◆ **Problem description**:
Which lines hold the string "Group"? Copy every one of them.

--- START OF Provided data ---

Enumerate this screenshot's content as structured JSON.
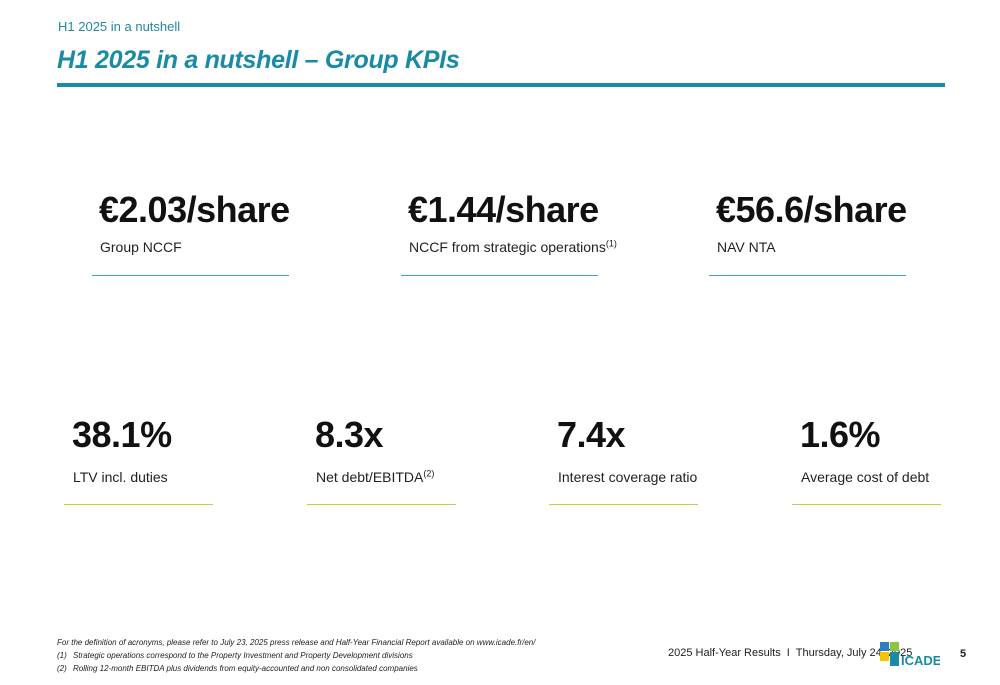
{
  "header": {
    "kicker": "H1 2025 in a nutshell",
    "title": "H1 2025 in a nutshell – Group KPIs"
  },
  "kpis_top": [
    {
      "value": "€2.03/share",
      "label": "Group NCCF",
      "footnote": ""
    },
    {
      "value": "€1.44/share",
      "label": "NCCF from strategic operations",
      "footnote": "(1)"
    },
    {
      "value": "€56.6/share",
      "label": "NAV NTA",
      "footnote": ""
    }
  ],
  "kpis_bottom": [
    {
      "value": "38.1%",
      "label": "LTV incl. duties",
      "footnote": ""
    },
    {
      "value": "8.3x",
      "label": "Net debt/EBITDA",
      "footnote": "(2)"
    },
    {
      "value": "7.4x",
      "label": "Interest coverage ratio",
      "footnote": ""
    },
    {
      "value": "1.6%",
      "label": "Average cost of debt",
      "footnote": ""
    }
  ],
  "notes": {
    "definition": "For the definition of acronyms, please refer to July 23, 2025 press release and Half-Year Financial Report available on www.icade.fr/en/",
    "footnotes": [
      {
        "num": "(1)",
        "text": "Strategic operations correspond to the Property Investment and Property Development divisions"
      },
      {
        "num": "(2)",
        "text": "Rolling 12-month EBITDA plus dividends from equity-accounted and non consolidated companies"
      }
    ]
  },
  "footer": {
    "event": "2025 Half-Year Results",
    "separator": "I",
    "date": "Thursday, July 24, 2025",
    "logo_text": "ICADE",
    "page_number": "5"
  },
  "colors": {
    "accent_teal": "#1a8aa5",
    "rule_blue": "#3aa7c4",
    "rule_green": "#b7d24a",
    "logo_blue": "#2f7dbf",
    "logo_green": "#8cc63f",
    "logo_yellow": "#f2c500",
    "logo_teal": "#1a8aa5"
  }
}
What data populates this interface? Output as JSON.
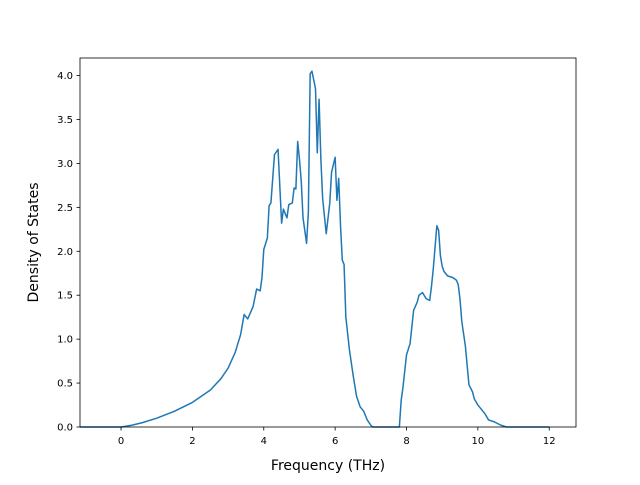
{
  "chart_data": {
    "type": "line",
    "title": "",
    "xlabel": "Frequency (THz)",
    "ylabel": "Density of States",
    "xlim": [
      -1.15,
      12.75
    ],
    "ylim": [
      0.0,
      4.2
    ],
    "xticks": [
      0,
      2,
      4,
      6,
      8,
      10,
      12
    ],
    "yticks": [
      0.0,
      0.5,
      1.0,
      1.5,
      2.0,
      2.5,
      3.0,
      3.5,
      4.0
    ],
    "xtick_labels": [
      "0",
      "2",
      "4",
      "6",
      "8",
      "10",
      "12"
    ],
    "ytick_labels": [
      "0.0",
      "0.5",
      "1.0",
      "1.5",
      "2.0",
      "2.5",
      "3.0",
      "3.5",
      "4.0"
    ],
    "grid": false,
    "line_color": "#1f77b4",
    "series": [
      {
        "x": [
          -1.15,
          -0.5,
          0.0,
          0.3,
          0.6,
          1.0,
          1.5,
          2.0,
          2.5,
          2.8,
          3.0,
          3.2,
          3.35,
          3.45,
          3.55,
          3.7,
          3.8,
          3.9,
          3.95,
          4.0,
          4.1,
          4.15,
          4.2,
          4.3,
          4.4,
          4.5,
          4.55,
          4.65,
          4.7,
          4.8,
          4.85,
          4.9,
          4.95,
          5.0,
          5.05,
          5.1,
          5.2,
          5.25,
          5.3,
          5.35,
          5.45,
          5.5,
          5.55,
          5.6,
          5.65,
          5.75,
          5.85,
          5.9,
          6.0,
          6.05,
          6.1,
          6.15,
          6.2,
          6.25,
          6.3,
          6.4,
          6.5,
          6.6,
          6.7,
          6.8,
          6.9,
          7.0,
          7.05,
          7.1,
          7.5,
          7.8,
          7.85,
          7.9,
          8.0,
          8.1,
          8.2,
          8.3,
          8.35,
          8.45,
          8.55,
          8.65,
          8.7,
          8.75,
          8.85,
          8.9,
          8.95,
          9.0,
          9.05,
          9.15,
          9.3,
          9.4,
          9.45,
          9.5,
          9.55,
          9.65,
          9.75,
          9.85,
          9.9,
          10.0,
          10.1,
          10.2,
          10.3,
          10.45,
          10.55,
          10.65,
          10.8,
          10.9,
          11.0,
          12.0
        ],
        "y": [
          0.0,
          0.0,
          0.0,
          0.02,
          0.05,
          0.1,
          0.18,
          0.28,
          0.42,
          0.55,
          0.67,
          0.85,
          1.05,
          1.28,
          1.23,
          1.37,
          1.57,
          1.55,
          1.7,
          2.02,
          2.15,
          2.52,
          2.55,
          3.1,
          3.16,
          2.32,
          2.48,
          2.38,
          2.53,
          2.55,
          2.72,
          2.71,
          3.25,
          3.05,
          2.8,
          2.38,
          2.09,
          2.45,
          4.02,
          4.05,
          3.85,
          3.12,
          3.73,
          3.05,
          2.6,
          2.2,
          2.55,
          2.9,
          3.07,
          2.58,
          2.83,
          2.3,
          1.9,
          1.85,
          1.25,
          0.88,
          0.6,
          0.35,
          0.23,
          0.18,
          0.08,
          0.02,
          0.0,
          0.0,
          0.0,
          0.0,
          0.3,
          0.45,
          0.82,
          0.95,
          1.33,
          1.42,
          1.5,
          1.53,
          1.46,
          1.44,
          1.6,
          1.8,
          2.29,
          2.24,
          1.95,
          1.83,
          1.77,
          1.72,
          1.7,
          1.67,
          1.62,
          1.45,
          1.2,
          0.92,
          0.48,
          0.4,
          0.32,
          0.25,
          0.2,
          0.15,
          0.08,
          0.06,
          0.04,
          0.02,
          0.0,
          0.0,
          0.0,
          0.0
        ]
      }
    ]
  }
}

--- END OF Provided data ---
--- START OF Provided data ---

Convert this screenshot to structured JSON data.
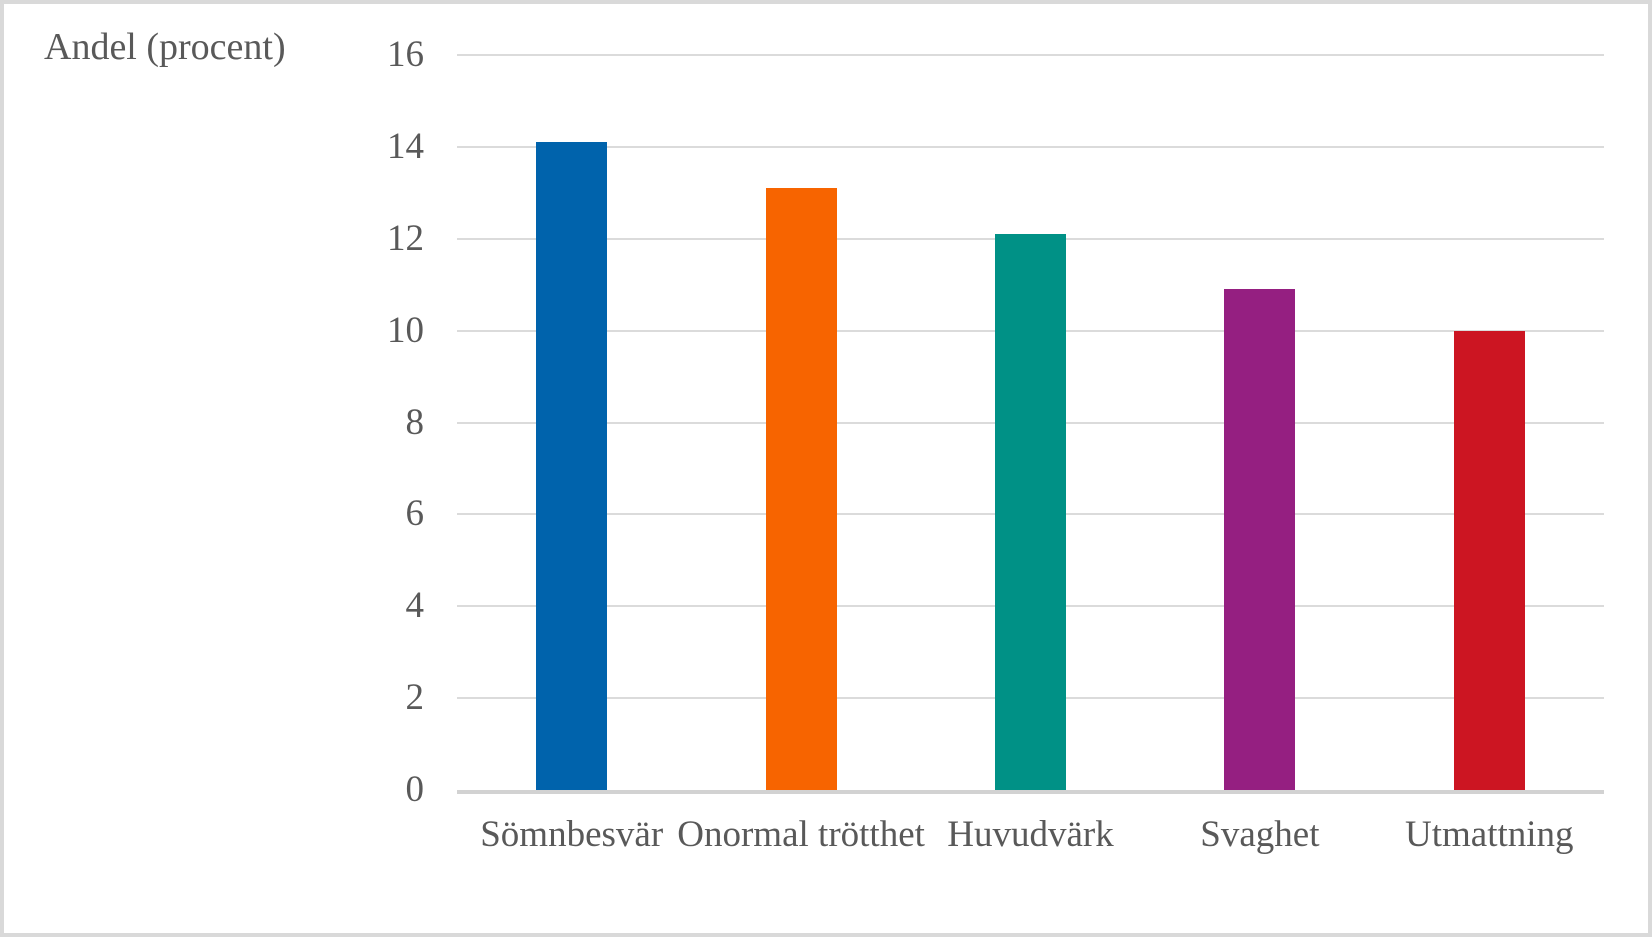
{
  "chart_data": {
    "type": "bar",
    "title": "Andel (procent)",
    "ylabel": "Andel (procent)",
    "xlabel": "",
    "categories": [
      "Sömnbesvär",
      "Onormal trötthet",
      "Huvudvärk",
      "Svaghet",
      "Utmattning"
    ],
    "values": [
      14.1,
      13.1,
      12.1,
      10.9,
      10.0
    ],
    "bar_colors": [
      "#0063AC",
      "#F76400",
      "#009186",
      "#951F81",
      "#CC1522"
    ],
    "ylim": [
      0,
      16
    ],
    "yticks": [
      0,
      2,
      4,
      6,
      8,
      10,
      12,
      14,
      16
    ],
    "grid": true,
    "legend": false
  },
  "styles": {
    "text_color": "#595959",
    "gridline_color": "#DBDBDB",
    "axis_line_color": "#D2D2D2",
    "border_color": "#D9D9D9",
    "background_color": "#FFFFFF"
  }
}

--- END OF Provided data ---
--- START OF Provided data ---

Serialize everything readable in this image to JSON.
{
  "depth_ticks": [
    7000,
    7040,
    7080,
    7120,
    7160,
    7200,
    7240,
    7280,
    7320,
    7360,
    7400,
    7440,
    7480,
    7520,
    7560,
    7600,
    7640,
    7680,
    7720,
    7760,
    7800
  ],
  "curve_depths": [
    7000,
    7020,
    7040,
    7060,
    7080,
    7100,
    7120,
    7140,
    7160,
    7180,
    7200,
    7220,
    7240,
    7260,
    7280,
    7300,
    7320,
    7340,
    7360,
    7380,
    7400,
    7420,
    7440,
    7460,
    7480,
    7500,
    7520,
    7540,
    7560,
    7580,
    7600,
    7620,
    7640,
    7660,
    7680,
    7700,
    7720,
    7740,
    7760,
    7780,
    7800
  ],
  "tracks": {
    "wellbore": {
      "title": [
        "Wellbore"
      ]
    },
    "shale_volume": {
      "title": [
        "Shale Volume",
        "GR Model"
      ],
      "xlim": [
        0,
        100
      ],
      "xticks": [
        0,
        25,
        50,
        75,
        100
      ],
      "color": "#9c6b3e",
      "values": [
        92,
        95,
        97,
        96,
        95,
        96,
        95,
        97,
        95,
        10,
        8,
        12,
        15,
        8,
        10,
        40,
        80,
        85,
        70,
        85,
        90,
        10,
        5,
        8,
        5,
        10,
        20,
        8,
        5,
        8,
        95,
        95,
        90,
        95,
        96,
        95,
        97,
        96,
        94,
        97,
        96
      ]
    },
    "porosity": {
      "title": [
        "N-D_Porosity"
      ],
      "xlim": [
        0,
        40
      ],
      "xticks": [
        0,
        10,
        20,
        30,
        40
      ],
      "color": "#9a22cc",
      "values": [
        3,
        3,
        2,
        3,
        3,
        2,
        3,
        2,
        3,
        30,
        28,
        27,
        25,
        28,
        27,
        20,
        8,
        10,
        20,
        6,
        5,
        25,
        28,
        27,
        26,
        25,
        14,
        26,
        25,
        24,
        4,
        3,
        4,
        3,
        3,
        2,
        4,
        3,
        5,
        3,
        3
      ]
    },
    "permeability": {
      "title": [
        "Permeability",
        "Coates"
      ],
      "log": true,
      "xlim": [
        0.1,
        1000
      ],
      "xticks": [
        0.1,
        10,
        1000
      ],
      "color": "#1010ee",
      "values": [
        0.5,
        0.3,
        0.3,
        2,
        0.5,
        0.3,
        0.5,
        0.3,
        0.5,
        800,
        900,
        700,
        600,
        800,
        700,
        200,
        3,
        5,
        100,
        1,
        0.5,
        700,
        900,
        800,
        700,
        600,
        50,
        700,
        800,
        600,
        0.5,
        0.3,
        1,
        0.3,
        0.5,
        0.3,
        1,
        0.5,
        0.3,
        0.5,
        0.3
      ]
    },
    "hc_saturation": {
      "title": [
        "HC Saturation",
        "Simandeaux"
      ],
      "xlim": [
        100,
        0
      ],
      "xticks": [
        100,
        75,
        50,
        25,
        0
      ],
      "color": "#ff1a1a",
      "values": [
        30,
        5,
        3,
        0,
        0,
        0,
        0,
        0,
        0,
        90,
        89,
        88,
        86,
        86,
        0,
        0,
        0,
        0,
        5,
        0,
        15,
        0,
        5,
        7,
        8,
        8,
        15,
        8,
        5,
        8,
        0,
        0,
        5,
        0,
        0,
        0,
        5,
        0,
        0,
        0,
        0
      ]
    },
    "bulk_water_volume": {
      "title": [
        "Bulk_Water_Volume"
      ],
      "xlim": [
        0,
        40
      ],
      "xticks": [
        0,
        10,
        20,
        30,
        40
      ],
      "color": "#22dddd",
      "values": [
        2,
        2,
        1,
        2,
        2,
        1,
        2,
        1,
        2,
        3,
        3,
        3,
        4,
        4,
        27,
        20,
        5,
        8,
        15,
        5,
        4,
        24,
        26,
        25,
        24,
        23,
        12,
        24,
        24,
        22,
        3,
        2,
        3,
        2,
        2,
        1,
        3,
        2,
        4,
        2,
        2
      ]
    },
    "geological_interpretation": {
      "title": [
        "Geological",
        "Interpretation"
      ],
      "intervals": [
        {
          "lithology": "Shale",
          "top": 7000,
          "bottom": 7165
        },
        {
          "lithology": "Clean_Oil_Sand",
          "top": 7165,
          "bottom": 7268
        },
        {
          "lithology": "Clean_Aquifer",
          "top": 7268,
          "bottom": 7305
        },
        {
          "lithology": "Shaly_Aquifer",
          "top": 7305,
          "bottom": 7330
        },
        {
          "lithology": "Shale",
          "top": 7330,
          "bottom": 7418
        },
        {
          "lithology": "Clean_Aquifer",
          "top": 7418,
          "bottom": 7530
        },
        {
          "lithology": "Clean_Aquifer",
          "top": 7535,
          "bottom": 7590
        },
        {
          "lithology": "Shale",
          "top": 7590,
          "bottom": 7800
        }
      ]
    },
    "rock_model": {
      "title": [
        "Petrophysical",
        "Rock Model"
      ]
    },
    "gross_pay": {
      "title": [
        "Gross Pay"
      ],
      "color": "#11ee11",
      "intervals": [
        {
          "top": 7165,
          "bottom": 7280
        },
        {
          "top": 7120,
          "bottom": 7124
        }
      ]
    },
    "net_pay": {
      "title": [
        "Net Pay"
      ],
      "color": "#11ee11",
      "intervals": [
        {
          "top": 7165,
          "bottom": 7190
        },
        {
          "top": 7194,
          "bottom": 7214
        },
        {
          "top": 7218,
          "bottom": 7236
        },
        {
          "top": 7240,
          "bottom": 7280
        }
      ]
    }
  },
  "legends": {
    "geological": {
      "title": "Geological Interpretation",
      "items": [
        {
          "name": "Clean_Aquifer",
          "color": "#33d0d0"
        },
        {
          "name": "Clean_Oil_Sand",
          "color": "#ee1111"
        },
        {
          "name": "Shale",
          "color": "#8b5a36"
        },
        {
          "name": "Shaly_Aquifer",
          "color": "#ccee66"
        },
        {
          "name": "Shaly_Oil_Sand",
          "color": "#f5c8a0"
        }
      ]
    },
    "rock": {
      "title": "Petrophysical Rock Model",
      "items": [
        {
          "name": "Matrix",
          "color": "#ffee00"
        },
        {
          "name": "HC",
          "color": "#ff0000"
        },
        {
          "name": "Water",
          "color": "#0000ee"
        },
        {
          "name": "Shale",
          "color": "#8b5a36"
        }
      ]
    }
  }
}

--- END OF Provided data ---

◆ **Solution to this problem**:
    "title": "H1 2025 in a nutshell – Group KPIs"
      "label": "Group NCCF",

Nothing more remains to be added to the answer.